[Extracted data entries]
▽
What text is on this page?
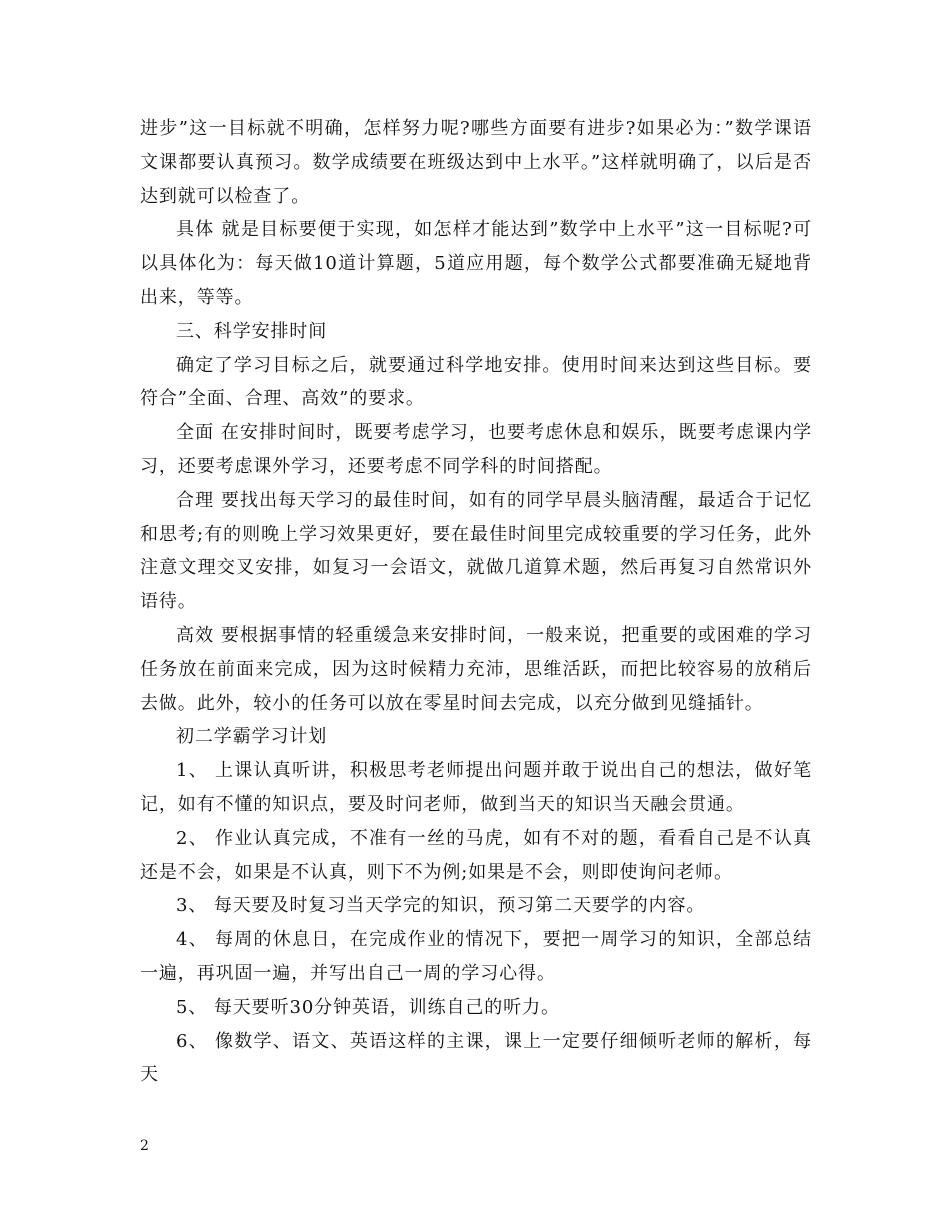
进步”这一目标就不明确，怎样努力呢?哪些方面要有进步?如果必为：”数学课语文课都要认真预习。数学成绩要在班级达到中上水平。”这样就明确了，以后是否达到就可以检查了。

具体 就是目标要便于实现，如怎样才能达到”数学中上水平”这一目标呢?可以具体化为：每天做10道计算题，5道应用题，每个数学公式都要准确无疑地背出来，等等。

三、科学安排时间

确定了学习目标之后，就要通过科学地安排。使用时间来达到这些目标。要符合”全面、合理、高效”的要求。

全面 在安排时间时，既要考虑学习，也要考虑休息和娱乐，既要考虑课内学习，还要考虑课外学习，还要考虑不同学科的时间搭配。

合理 要找出每天学习的最佳时间，如有的同学早晨头脑清醒，最适合于记忆和思考;有的则晚上学习效果更好，要在最佳时间里完成较重要的学习任务，此外注意文理交叉安排，如复习一会语文，就做几道算术题，然后再复习自然常识外语待。

高效 要根据事情的轻重缓急来安排时间，一般来说，把重要的或困难的学习任务放在前面来完成，因为这时候精力充沛，思维活跃，而把比较容易的放稍后去做。此外，较小的任务可以放在零星时间去完成，以充分做到见缝插针。

初二学霸学习计划

1、 上课认真听讲，积极思考老师提出问题并敢于说出自己的想法，做好笔记，如有不懂的知识点，要及时问老师，做到当天的知识当天融会贯通。

2、 作业认真完成，不准有一丝的马虎，如有不对的题，看看自己是不认真还是不会，如果是不认真，则下不为例;如果是不会，则即使询问老师。

3、 每天要及时复习当天学完的知识，预习第二天要学的内容。

4、 每周的休息日，在完成作业的情况下，要把一周学习的知识，全部总结一遍，再巩固一遍，并写出自己一周的学习心得。

5、 每天要听30分钟英语，训练自己的听力。

6、 像数学、语文、英语这样的主课，课上一定要仔细倾听老师的解析，每天

2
△
● Task statement:
Make an exact copy of every record, pictures excluded.

● Task solution:
What text is on this page?
进步”这一目标就不明确，怎样努力呢?哪些方面要有进步?如果必为：”数学课语文课都要认真预习。数学成绩要在班级达到中上水平。”这样就明确了，以后是否达到就可以检查了。

具体 就是目标要便于实现，如怎样才能达到”数学中上水平”这一目标呢?可以具体化为：每天做10道计算题，5道应用题，每个数学公式都要准确无疑地背出来，等等。

三、科学安排时间

确定了学习目标之后，就要通过科学地安排。使用时间来达到这些目标。要符合”全面、合理、高效”的要求。

全面 在安排时间时，既要考虑学习，也要考虑休息和娱乐，既要考虑课内学习，还要考虑课外学习，还要考虑不同学科的时间搭配。

合理 要找出每天学习的最佳时间，如有的同学早晨头脑清醒，最适合于记忆和思考;有的则晚上学习效果更好，要在最佳时间里完成较重要的学习任务，此外注意文理交叉安排，如复习一会语文，就做几道算术题，然后再复习自然常识外语待。

高效 要根据事情的轻重缓急来安排时间，一般来说，把重要的或困难的学习任务放在前面来完成，因为这时候精力充沛，思维活跃，而把比较容易的放稍后去做。此外，较小的任务可以放在零星时间去完成，以充分做到见缝插针。

初二学霸学习计划

1、 上课认真听讲，积极思考老师提出问题并敢于说出自己的想法，做好笔记，如有不懂的知识点，要及时问老师，做到当天的知识当天融会贯通。

2、 作业认真完成，不准有一丝的马虎，如有不对的题，看看自己是不认真还是不会，如果是不认真，则下不为例;如果是不会，则即使询问老师。

3、 每天要及时复习当天学完的知识，预习第二天要学的内容。

4、 每周的休息日，在完成作业的情况下，要把一周学习的知识，全部总结一遍，再巩固一遍，并写出自己一周的学习心得。

5、 每天要听30分钟英语，训练自己的听力。

6、 像数学、语文、英语这样的主课，课上一定要仔细倾听老师的解析，每天

2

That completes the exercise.